=== Listed entries ===

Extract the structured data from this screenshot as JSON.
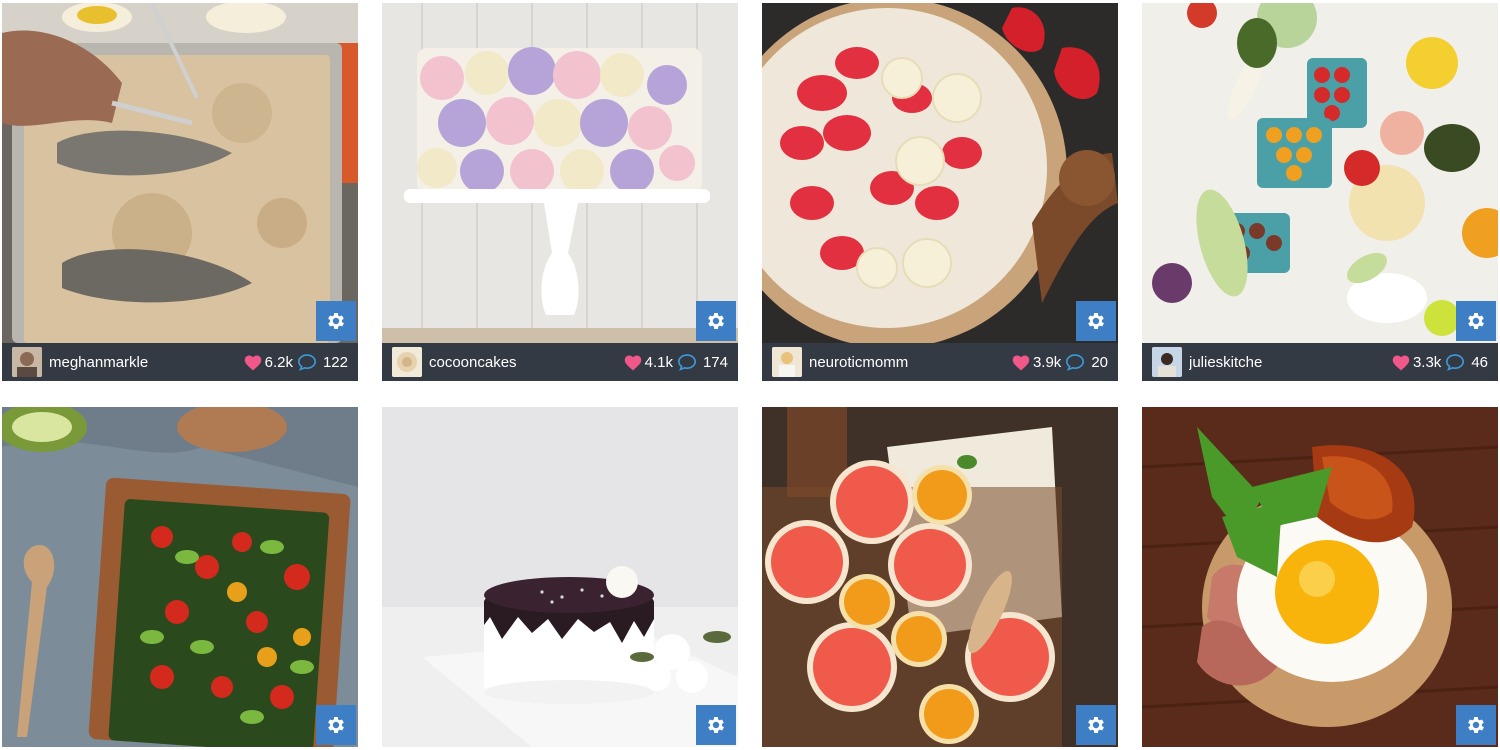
{
  "cards": [
    {
      "user": "meghanmarkle",
      "likes": "6.2k",
      "comments": "122"
    },
    {
      "user": "cocooncakes",
      "likes": "4.1k",
      "comments": "174"
    },
    {
      "user": "neuroticmomm",
      "likes": "3.9k",
      "comments": "20"
    },
    {
      "user": "julieskitche",
      "likes": "3.3k",
      "comments": "46"
    },
    {
      "user": "",
      "likes": "",
      "comments": ""
    },
    {
      "user": "",
      "likes": "",
      "comments": ""
    },
    {
      "user": "",
      "likes": "",
      "comments": ""
    },
    {
      "user": "",
      "likes": "",
      "comments": ""
    }
  ],
  "icons": {
    "settings": "gear-icon",
    "likes": "heart-icon",
    "comments": "comment-bubble-icon"
  },
  "colors": {
    "accent": "#3d7ec4",
    "bar": "#343a44",
    "heart": "#f0588a"
  }
}
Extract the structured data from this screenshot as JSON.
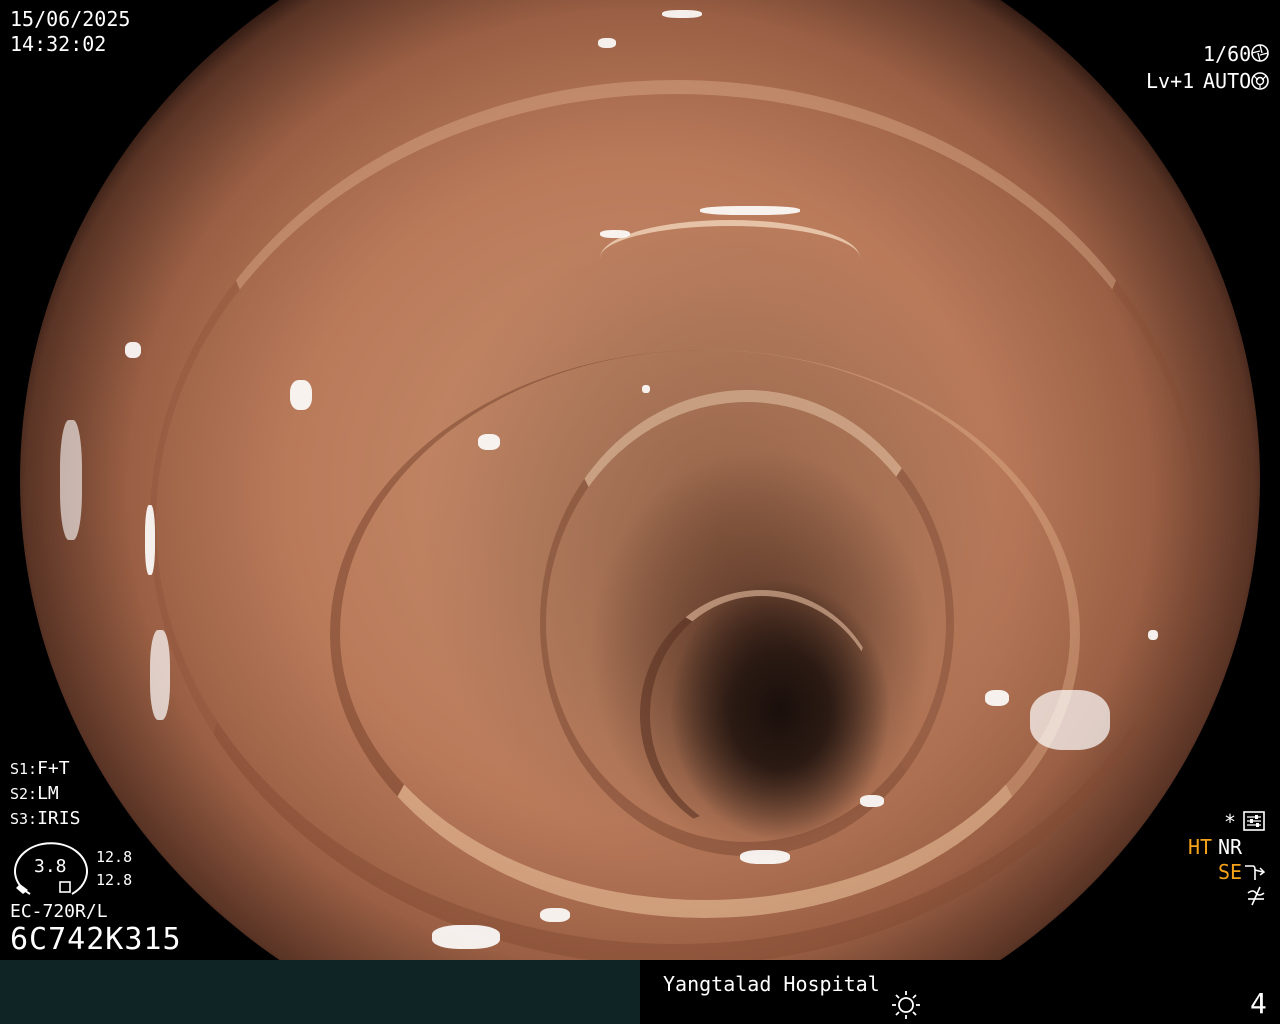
{
  "overlay": {
    "date": "15/06/2025",
    "time": "14:32:02",
    "shutter": "1/60",
    "level": "Lv+1",
    "exposure_mode": "AUTO",
    "s1_label": "S1:",
    "s1_value": "F+T",
    "s2_label": "S2:",
    "s2_value": "LM",
    "s3_label": "S3:",
    "s3_value": "IRIS",
    "gauge_value": "3.8",
    "gauge_reading_1": "12.8",
    "gauge_reading_2": "12.8",
    "scope_model": "EC-720R/L",
    "scope_serial": "6C742K315",
    "asterisk": "*",
    "ht_label": "HT",
    "nr_label": "NR",
    "se_label": "SE"
  },
  "bottom_bar": {
    "hospital": "Yangtalad Hospital",
    "image_number": "4"
  },
  "icons": {
    "shutter": "aperture-icon",
    "auto": "iris-icon",
    "menu": "settings-sliders-icon",
    "se": "enhancement-icon",
    "wave": "wave-icon",
    "light": "sun-icon"
  },
  "colors": {
    "status_orange": "#f6a31a",
    "bar_teal": "#0f2424"
  }
}
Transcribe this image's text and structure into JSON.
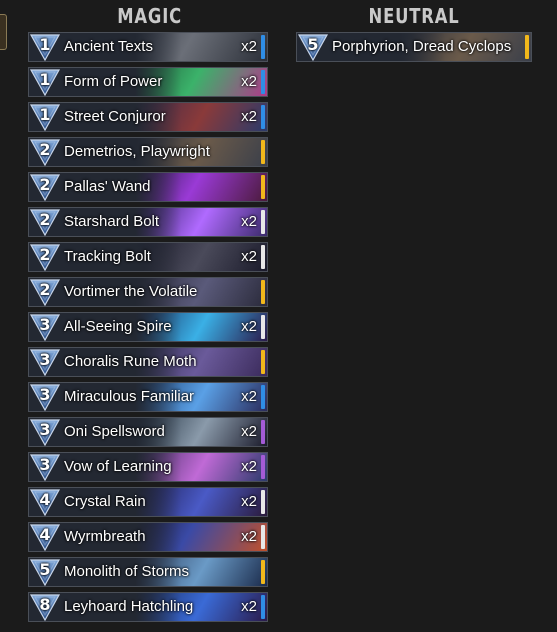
{
  "colors": {
    "common": "#e8e8e8",
    "rare": "#2f8ee6",
    "epic": "#a45bd6",
    "legendary": "#f2b81b",
    "gem_top": "#7fa7d9",
    "gem_bottom": "#2a4f8a"
  },
  "sections": {
    "magic": {
      "title": "MAGIC",
      "cards": [
        {
          "cost": "1",
          "name": "Ancient Texts",
          "count": "x2",
          "rarity": "rare"
        },
        {
          "cost": "1",
          "name": "Form of Power",
          "count": "x2",
          "rarity": "rare"
        },
        {
          "cost": "1",
          "name": "Street Conjuror",
          "count": "x2",
          "rarity": "rare"
        },
        {
          "cost": "2",
          "name": "Demetrios, Playwright",
          "count": "",
          "rarity": "legendary"
        },
        {
          "cost": "2",
          "name": "Pallas' Wand",
          "count": "",
          "rarity": "legendary"
        },
        {
          "cost": "2",
          "name": "Starshard Bolt",
          "count": "x2",
          "rarity": "common"
        },
        {
          "cost": "2",
          "name": "Tracking Bolt",
          "count": "x2",
          "rarity": "common"
        },
        {
          "cost": "2",
          "name": "Vortimer the Volatile",
          "count": "",
          "rarity": "legendary"
        },
        {
          "cost": "3",
          "name": "All-Seeing Spire",
          "count": "x2",
          "rarity": "common"
        },
        {
          "cost": "3",
          "name": "Choralis Rune Moth",
          "count": "",
          "rarity": "legendary"
        },
        {
          "cost": "3",
          "name": "Miraculous Familiar",
          "count": "x2",
          "rarity": "rare"
        },
        {
          "cost": "3",
          "name": "Oni Spellsword",
          "count": "x2",
          "rarity": "epic"
        },
        {
          "cost": "3",
          "name": "Vow of Learning",
          "count": "x2",
          "rarity": "epic"
        },
        {
          "cost": "4",
          "name": "Crystal Rain",
          "count": "x2",
          "rarity": "common"
        },
        {
          "cost": "4",
          "name": "Wyrmbreath",
          "count": "x2",
          "rarity": "common"
        },
        {
          "cost": "5",
          "name": "Monolith of Storms",
          "count": "",
          "rarity": "legendary"
        },
        {
          "cost": "8",
          "name": "Leyhoard Hatchling",
          "count": "x2",
          "rarity": "rare"
        }
      ]
    },
    "neutral": {
      "title": "NEUTRAL",
      "cards": [
        {
          "cost": "5",
          "name": "Porphyrion, Dread Cyclops",
          "count": "",
          "rarity": "legendary"
        }
      ]
    }
  }
}
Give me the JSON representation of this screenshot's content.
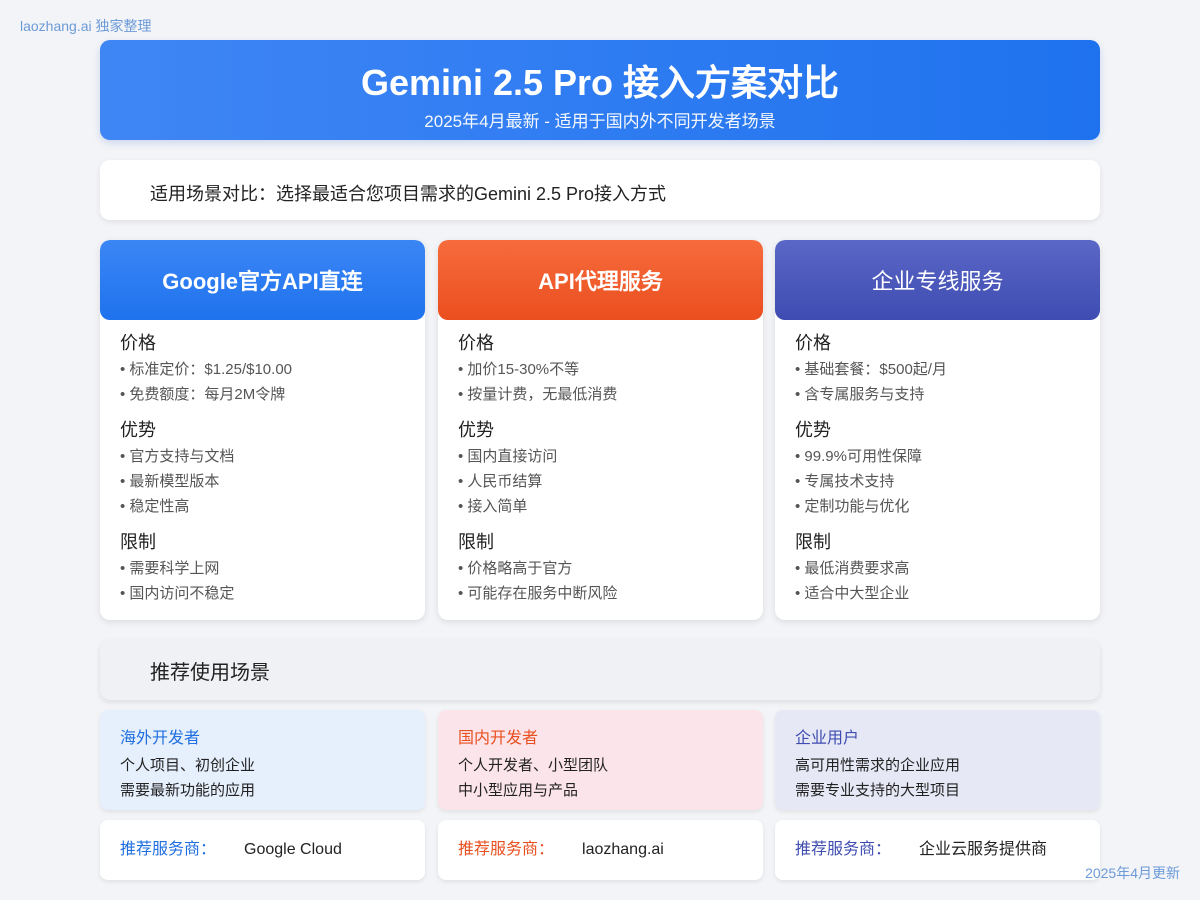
{
  "watermark": {
    "top": "laozhang.ai 独家整理",
    "bottom": "2025年4月更新"
  },
  "header": {
    "title": "Gemini 2.5 Pro 接入方案对比",
    "subtitle": "2025年4月最新 - 适用于国内外不同开发者场景"
  },
  "scenario": {
    "text": "适用场景对比：选择最适合您项目需求的Gemini 2.5 Pro接入方式"
  },
  "colors": {
    "blue": "#1f72ee",
    "orange": "#ea4f1f",
    "indigo": "#3f4cb1"
  },
  "cards": [
    {
      "title": "Google官方API直连",
      "price_title": "价格",
      "price": [
        "标准定价：$1.25/$10.00",
        "免费额度：每月2M令牌"
      ],
      "pros_title": "优势",
      "pros": [
        "官方支持与文档",
        "最新模型版本",
        "稳定性高"
      ],
      "cons_title": "限制",
      "cons": [
        "需要科学上网",
        "国内访问不稳定"
      ]
    },
    {
      "title": "API代理服务",
      "price_title": "价格",
      "price": [
        "加价15-30%不等",
        "按量计费，无最低消费"
      ],
      "pros_title": "优势",
      "pros": [
        "国内直接访问",
        "人民币结算",
        "接入简单"
      ],
      "cons_title": "限制",
      "cons": [
        "价格略高于官方",
        "可能存在服务中断风险"
      ]
    },
    {
      "title": "企业专线服务",
      "price_title": "价格",
      "price": [
        "基础套餐：$500起/月",
        "含专属服务与支持"
      ],
      "pros_title": "优势",
      "pros": [
        "99.9%可用性保障",
        "专属技术支持",
        "定制功能与优化"
      ],
      "cons_title": "限制",
      "cons": [
        "最低消费要求高",
        "适合中大型企业"
      ]
    }
  ],
  "recommend": {
    "title": "推荐使用场景"
  },
  "users": [
    {
      "title": "海外开发者",
      "lines": [
        "个人项目、初创企业",
        "需要最新功能的应用"
      ]
    },
    {
      "title": "国内开发者",
      "lines": [
        "个人开发者、小型团队",
        "中小型应用与产品"
      ]
    },
    {
      "title": "企业用户",
      "lines": [
        "高可用性需求的企业应用",
        "需要专业支持的大型项目"
      ]
    }
  ],
  "providers": [
    {
      "label": "推荐服务商：",
      "name": "Google Cloud"
    },
    {
      "label": "推荐服务商：",
      "name": "laozhang.ai"
    },
    {
      "label": "推荐服务商：",
      "name": "企业云服务提供商"
    }
  ]
}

=== Problem description ===
Reproduce all entries exactly. Pictures do not belong in the copy.

=== Result below ===
Extract the structured data from this screenshot as JSON.
{
  "cards": [
    {
      "user": "meghanmarkle",
      "likes": "6.2k",
      "comments": "122"
    },
    {
      "user": "cocooncakes",
      "likes": "4.1k",
      "comments": "174"
    },
    {
      "user": "neuroticmomm",
      "likes": "3.9k",
      "comments": "20"
    },
    {
      "user": "julieskitche",
      "likes": "3.3k",
      "comments": "46"
    },
    {
      "user": "",
      "likes": "",
      "comments": ""
    },
    {
      "user": "",
      "likes": "",
      "comments": ""
    },
    {
      "user": "",
      "likes": "",
      "comments": ""
    },
    {
      "user": "",
      "likes": "",
      "comments": ""
    }
  ],
  "icons": {
    "settings": "gear-icon",
    "likes": "heart-icon",
    "comments": "comment-bubble-icon"
  },
  "colors": {
    "accent": "#3d7ec4",
    "bar": "#343a44",
    "heart": "#f0588a"
  }
}
Extract the structured data from this screenshot as JSON.
{
  "overlay": {
    "date": "15/06/2025",
    "time": "14:32:02",
    "shutter": "1/60",
    "level": "Lv+1",
    "exposure_mode": "AUTO",
    "s1_label": "S1:",
    "s1_value": "F+T",
    "s2_label": "S2:",
    "s2_value": "LM",
    "s3_label": "S3:",
    "s3_value": "IRIS",
    "gauge_value": "3.8",
    "gauge_reading_1": "12.8",
    "gauge_reading_2": "12.8",
    "scope_model": "EC-720R/L",
    "scope_serial": "6C742K315",
    "asterisk": "*",
    "ht_label": "HT",
    "nr_label": "NR",
    "se_label": "SE"
  },
  "bottom_bar": {
    "hospital": "Yangtalad Hospital",
    "image_number": "4"
  },
  "icons": {
    "shutter": "aperture-icon",
    "auto": "iris-icon",
    "menu": "settings-sliders-icon",
    "se": "enhancement-icon",
    "wave": "wave-icon",
    "light": "sun-icon"
  },
  "colors": {
    "status_orange": "#f6a31a",
    "bar_teal": "#0f2424"
  }
}
Transcribe this image's text and structure into JSON.
{
  "colors": {
    "common": "#e8e8e8",
    "rare": "#2f8ee6",
    "epic": "#a45bd6",
    "legendary": "#f2b81b",
    "gem_top": "#7fa7d9",
    "gem_bottom": "#2a4f8a"
  },
  "sections": {
    "magic": {
      "title": "MAGIC",
      "cards": [
        {
          "cost": "1",
          "name": "Ancient Texts",
          "count": "x2",
          "rarity": "rare"
        },
        {
          "cost": "1",
          "name": "Form of Power",
          "count": "x2",
          "rarity": "rare"
        },
        {
          "cost": "1",
          "name": "Street Conjuror",
          "count": "x2",
          "rarity": "rare"
        },
        {
          "cost": "2",
          "name": "Demetrios, Playwright",
          "count": "",
          "rarity": "legendary"
        },
        {
          "cost": "2",
          "name": "Pallas' Wand",
          "count": "",
          "rarity": "legendary"
        },
        {
          "cost": "2",
          "name": "Starshard Bolt",
          "count": "x2",
          "rarity": "common"
        },
        {
          "cost": "2",
          "name": "Tracking Bolt",
          "count": "x2",
          "rarity": "common"
        },
        {
          "cost": "2",
          "name": "Vortimer the Volatile",
          "count": "",
          "rarity": "legendary"
        },
        {
          "cost": "3",
          "name": "All-Seeing Spire",
          "count": "x2",
          "rarity": "common"
        },
        {
          "cost": "3",
          "name": "Choralis Rune Moth",
          "count": "",
          "rarity": "legendary"
        },
        {
          "cost": "3",
          "name": "Miraculous Familiar",
          "count": "x2",
          "rarity": "rare"
        },
        {
          "cost": "3",
          "name": "Oni Spellsword",
          "count": "x2",
          "rarity": "epic"
        },
        {
          "cost": "3",
          "name": "Vow of Learning",
          "count": "x2",
          "rarity": "epic"
        },
        {
          "cost": "4",
          "name": "Crystal Rain",
          "count": "x2",
          "rarity": "common"
        },
        {
          "cost": "4",
          "name": "Wyrmbreath",
          "count": "x2",
          "rarity": "common"
        },
        {
          "cost": "5",
          "name": "Monolith of Storms",
          "count": "",
          "rarity": "legendary"
        },
        {
          "cost": "8",
          "name": "Leyhoard Hatchling",
          "count": "x2",
          "rarity": "rare"
        }
      ]
    },
    "neutral": {
      "title": "NEUTRAL",
      "cards": [
        {
          "cost": "5",
          "name": "Porphyrion, Dread Cyclops",
          "count": "",
          "rarity": "legendary"
        }
      ]
    }
  }
}
Give me the JSON representation of this screenshot's content.
{
  "watermark": {
    "top": "laozhang.ai 独家整理",
    "bottom": "2025年4月更新"
  },
  "header": {
    "title": "Gemini 2.5 Pro 接入方案对比",
    "subtitle": "2025年4月最新 - 适用于国内外不同开发者场景"
  },
  "scenario": {
    "text": "适用场景对比：选择最适合您项目需求的Gemini 2.5 Pro接入方式"
  },
  "colors": {
    "blue": "#1f72ee",
    "orange": "#ea4f1f",
    "indigo": "#3f4cb1"
  },
  "cards": [
    {
      "title": "Google官方API直连",
      "price_title": "价格",
      "price": [
        "标准定价：$1.25/$10.00",
        "免费额度：每月2M令牌"
      ],
      "pros_title": "优势",
      "pros": [
        "官方支持与文档",
        "最新模型版本",
        "稳定性高"
      ],
      "cons_title": "限制",
      "cons": [
        "需要科学上网",
        "国内访问不稳定"
      ]
    },
    {
      "title": "API代理服务",
      "price_title": "价格",
      "price": [
        "加价15-30%不等",
        "按量计费，无最低消费"
      ],
      "pros_title": "优势",
      "pros": [
        "国内直接访问",
        "人民币结算",
        "接入简单"
      ],
      "cons_title": "限制",
      "cons": [
        "价格略高于官方",
        "可能存在服务中断风险"
      ]
    },
    {
      "title": "企业专线服务",
      "price_title": "价格",
      "price": [
        "基础套餐：$500起/月",
        "含专属服务与支持"
      ],
      "pros_title": "优势",
      "pros": [
        "99.9%可用性保障",
        "专属技术支持",
        "定制功能与优化"
      ],
      "cons_title": "限制",
      "cons": [
        "最低消费要求高",
        "适合中大型企业"
      ]
    }
  ],
  "recommend": {
    "title": "推荐使用场景"
  },
  "users": [
    {
      "title": "海外开发者",
      "lines": [
        "个人项目、初创企业",
        "需要最新功能的应用"
      ]
    },
    {
      "title": "国内开发者",
      "lines": [
        "个人开发者、小型团队",
        "中小型应用与产品"
      ]
    },
    {
      "title": "企业用户",
      "lines": [
        "高可用性需求的企业应用",
        "需要专业支持的大型项目"
      ]
    }
  ],
  "providers": [
    {
      "label": "推荐服务商：",
      "name": "Google Cloud"
    },
    {
      "label": "推荐服务商：",
      "name": "laozhang.ai"
    },
    {
      "label": "推荐服务商：",
      "name": "企业云服务提供商"
    }
  ]
}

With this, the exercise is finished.